SET EXERCISE :: Repeat every record below exactly, but leave out any pictures.

DATASET ::
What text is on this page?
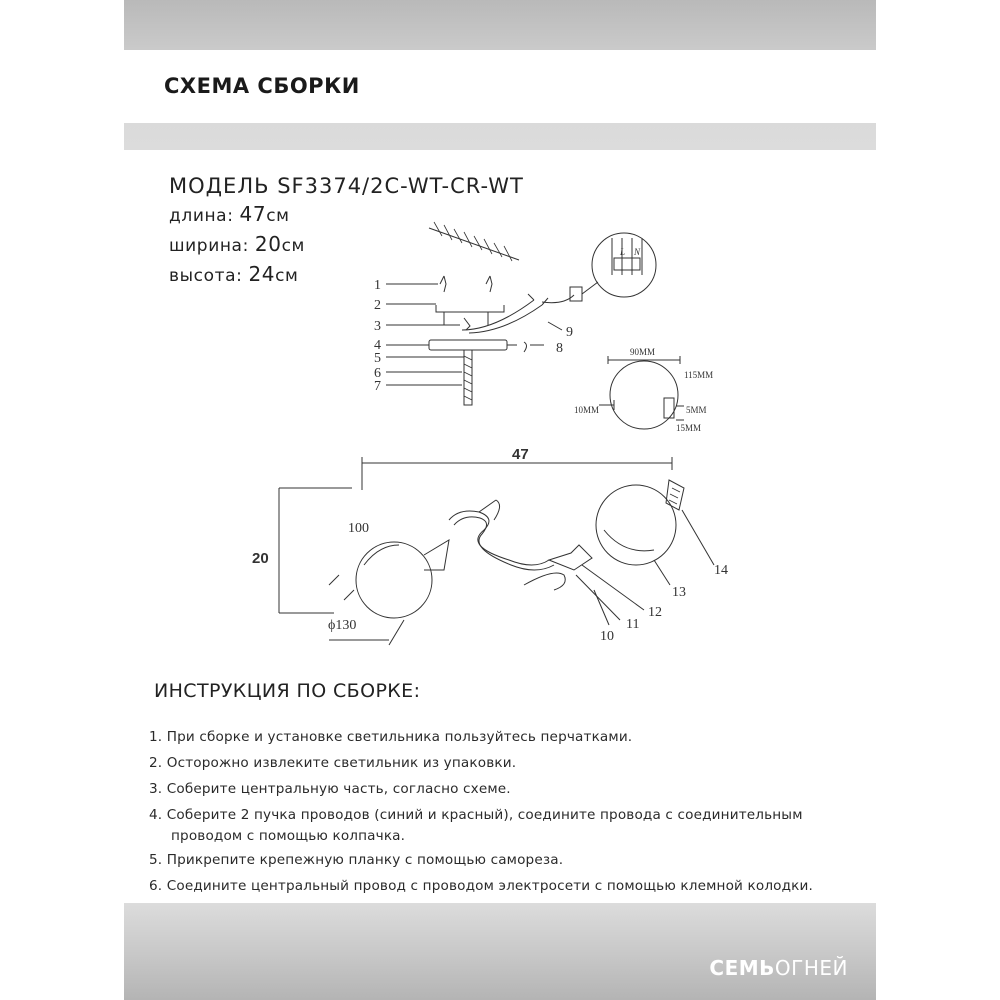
СХЕМА СБОРКИ
МОДЕЛЬ SF3374/2C-WT-CR-WT
длина: 47см
ширина: 20см
высота: 24см	1
2
3
4
5
6
7
8
9
10
11
12
13
14
L N
90MM
115MM
10MM	5MM
15MM
47
20
100
ϕ130
ИНСТРУКЦИЯ ПО СБОРКЕ:
1. При сборке и установке светильника пользуйтесь перчатками.
2. Осторожно извлеките светильник из упаковки.
3. Соберите центральную часть, согласно схеме.
4. Соберите 2 пучка проводов (синий и красный), соедините провода с соединительным
проводом с помощью колпачка.
5. Прикрепите крепежную планку с помощью самореза.
6. Соедините центральный провод с проводом электросети с помощью клемной колодки.
СЕМЬОГНЕЙ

RESPONSE BELOW ::
What text is on this page?
СХЕМА СБОРКИ
МОДЕЛЬ SF3374/2C-WT-CR-WT
длина: 47см
ширина: 20см
высота: 24см	1
2
3
4
5
6
7
8
9
10
11
12
13
14
L N
90MM
115MM
10MM	5MM
15MM
47
20
100
ϕ130
ИНСТРУКЦИЯ ПО СБОРКЕ:
1. При сборке и установке светильника пользуйтесь перчатками.
2. Осторожно извлеките светильник из упаковки.
3. Соберите центральную часть, согласно схеме.
4. Соберите 2 пучка проводов (синий и красный), соедините провода с соединительным
проводом с помощью колпачка.
5. Прикрепите крепежную планку с помощью самореза.
6. Соедините центральный провод с проводом электросети с помощью клемной колодки.
СЕМЬОГНЕЙ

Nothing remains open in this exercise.